_EXTRACTED ENTRIES_:
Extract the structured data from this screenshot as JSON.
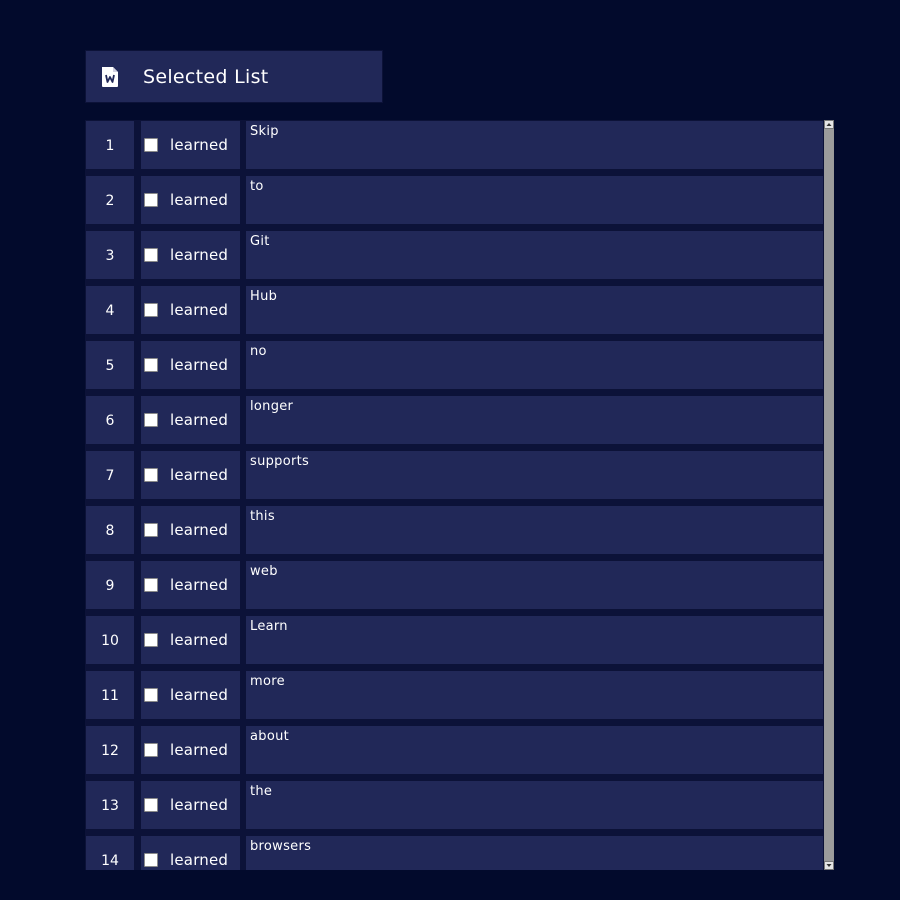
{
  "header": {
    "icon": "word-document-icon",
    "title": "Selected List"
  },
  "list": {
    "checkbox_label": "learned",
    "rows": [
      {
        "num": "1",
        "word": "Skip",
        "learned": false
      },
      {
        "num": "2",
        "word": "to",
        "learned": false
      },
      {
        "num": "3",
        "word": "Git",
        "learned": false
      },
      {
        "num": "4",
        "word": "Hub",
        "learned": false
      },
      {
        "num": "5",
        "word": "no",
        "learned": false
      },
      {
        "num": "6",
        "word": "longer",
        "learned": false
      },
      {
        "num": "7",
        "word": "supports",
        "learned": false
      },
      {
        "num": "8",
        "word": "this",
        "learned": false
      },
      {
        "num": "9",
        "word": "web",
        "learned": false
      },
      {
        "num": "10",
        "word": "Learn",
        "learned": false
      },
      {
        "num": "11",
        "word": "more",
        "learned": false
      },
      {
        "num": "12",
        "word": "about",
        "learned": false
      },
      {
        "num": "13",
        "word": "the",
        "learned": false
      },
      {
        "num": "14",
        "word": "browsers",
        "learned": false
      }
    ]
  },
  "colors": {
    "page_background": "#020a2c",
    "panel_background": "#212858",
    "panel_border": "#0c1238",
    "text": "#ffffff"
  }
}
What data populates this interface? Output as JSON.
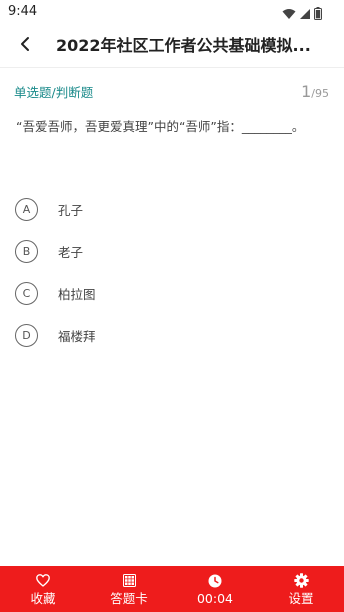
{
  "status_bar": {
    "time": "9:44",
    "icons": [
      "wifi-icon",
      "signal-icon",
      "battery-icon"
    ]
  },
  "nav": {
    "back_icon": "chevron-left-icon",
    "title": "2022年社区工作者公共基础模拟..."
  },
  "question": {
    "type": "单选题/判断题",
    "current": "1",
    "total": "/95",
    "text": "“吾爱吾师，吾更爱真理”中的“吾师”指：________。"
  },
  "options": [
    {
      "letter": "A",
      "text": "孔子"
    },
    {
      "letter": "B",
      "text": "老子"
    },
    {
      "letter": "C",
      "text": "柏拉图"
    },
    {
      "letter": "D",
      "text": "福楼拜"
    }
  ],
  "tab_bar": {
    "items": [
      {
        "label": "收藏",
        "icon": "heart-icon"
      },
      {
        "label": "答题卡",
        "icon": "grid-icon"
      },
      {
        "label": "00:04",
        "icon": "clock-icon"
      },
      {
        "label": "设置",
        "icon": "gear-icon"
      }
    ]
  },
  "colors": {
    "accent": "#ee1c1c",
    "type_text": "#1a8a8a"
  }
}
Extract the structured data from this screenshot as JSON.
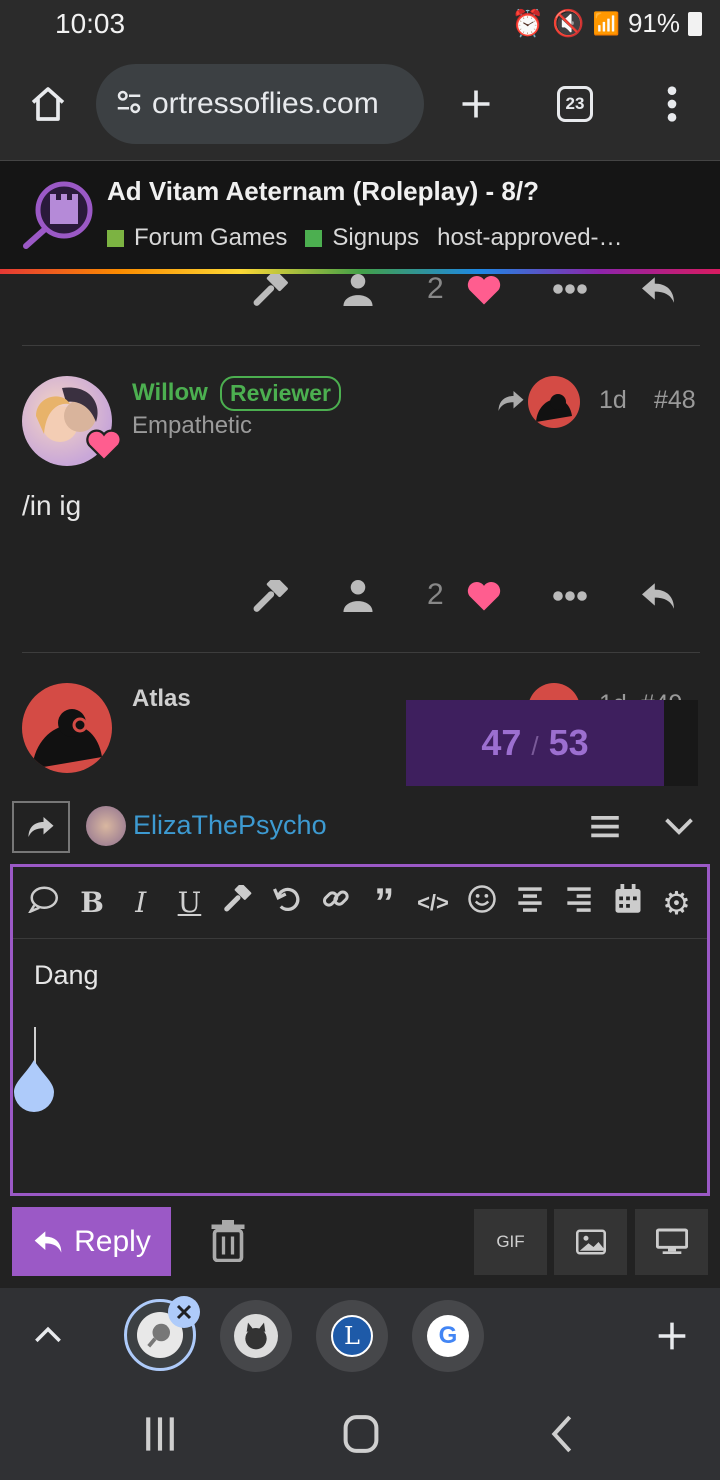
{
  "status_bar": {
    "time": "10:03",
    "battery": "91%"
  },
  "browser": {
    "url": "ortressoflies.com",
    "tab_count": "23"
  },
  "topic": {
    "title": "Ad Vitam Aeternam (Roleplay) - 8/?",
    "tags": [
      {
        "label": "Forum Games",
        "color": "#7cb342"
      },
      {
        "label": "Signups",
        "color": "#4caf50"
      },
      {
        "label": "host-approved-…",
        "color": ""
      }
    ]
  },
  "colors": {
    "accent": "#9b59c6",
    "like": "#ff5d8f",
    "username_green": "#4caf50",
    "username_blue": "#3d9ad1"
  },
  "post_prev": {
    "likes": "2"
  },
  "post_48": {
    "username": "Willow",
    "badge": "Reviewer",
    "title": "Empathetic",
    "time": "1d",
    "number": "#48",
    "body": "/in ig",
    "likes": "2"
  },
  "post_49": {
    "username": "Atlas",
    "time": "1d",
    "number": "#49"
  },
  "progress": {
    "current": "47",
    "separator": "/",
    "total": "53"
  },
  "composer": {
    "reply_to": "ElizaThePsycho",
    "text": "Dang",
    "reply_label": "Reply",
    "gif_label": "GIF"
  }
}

* * *

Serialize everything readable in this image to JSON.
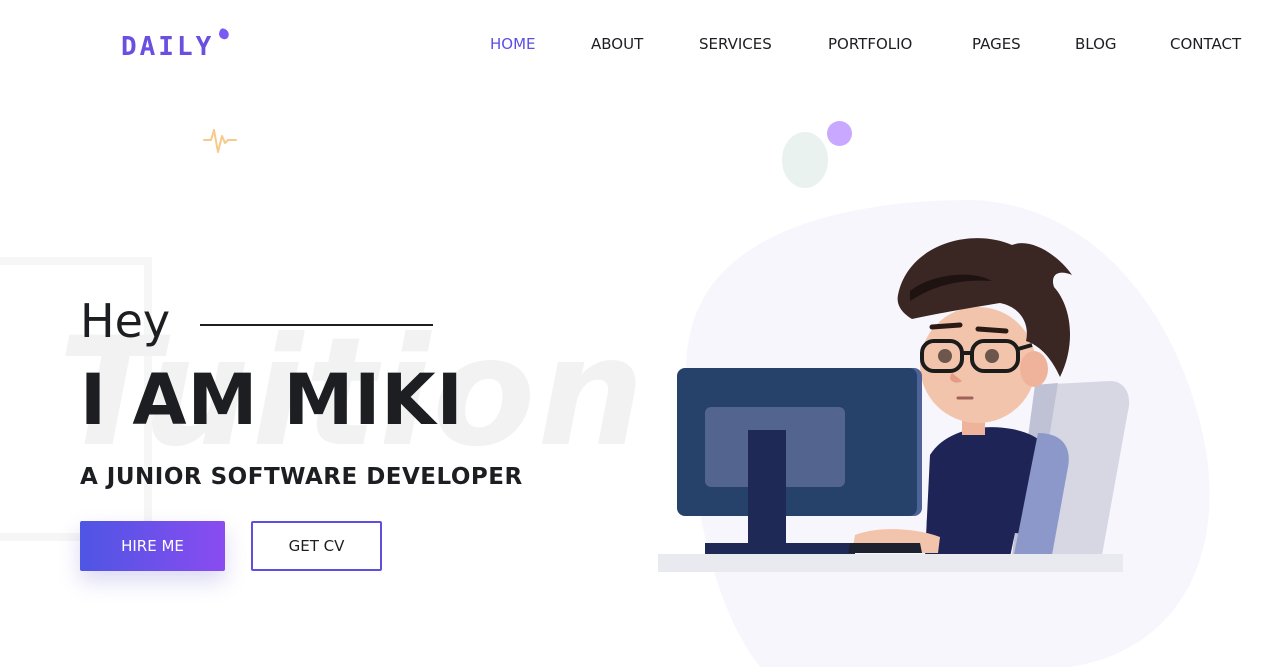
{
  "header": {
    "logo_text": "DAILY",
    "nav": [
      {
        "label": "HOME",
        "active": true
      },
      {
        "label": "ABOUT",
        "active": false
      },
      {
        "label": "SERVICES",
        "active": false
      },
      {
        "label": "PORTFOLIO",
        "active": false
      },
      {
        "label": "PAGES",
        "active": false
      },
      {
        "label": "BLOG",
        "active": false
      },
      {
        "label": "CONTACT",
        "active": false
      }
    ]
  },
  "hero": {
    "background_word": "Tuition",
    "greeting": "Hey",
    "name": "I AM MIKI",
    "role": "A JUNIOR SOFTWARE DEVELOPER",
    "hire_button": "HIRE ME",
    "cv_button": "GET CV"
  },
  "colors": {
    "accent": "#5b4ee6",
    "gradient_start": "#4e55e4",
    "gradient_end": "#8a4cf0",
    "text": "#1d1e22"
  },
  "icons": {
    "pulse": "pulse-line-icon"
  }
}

---

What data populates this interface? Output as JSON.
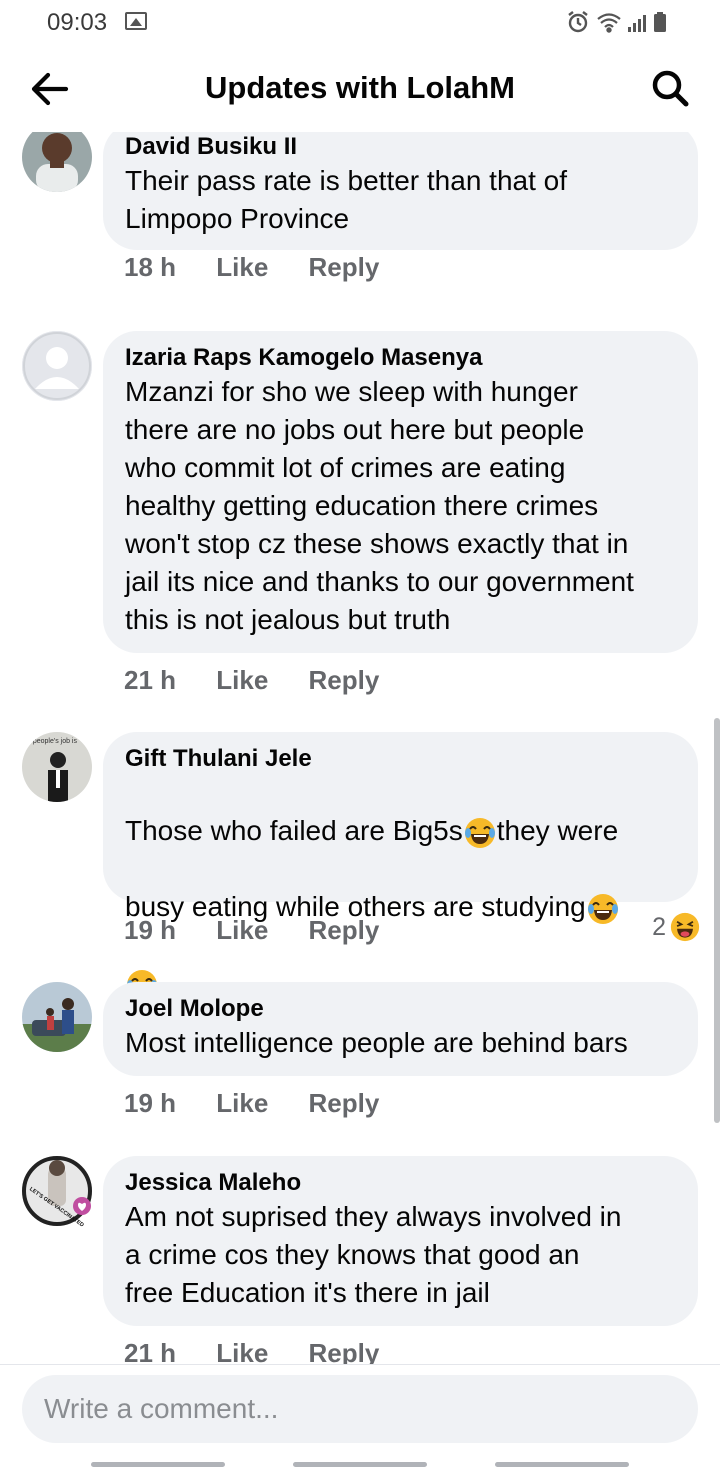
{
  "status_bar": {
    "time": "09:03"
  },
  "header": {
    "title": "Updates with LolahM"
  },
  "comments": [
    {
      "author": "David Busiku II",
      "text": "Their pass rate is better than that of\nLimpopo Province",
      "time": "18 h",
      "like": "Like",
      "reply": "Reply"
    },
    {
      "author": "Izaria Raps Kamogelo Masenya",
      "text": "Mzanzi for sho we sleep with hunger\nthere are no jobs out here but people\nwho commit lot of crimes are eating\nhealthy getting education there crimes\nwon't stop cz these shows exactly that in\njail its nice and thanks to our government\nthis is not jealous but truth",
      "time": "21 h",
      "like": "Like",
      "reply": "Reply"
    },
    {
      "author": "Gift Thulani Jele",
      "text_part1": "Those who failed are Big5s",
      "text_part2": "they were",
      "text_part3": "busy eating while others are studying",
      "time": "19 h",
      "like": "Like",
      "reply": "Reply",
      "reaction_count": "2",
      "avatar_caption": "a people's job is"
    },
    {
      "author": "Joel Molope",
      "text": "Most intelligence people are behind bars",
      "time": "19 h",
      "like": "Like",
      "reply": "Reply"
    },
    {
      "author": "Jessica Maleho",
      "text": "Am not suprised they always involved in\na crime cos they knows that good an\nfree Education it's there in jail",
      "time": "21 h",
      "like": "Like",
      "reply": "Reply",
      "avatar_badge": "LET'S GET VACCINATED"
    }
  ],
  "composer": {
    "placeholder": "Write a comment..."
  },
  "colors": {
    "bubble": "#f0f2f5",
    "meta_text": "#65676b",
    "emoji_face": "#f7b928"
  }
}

_STATED GOAL_:
From the entries above, return each line with the word "time" in it.

_WRITTEN RESPONSE_:
    "time": "9:44",
    "time": "10:03",
    "time": "1d",
    "time": "1d",
    "time": "09:03"
      "time": "18 h",
      "time": "21 h",
      "time": "19 h",
      "time": "19 h",
      "time": "21 h",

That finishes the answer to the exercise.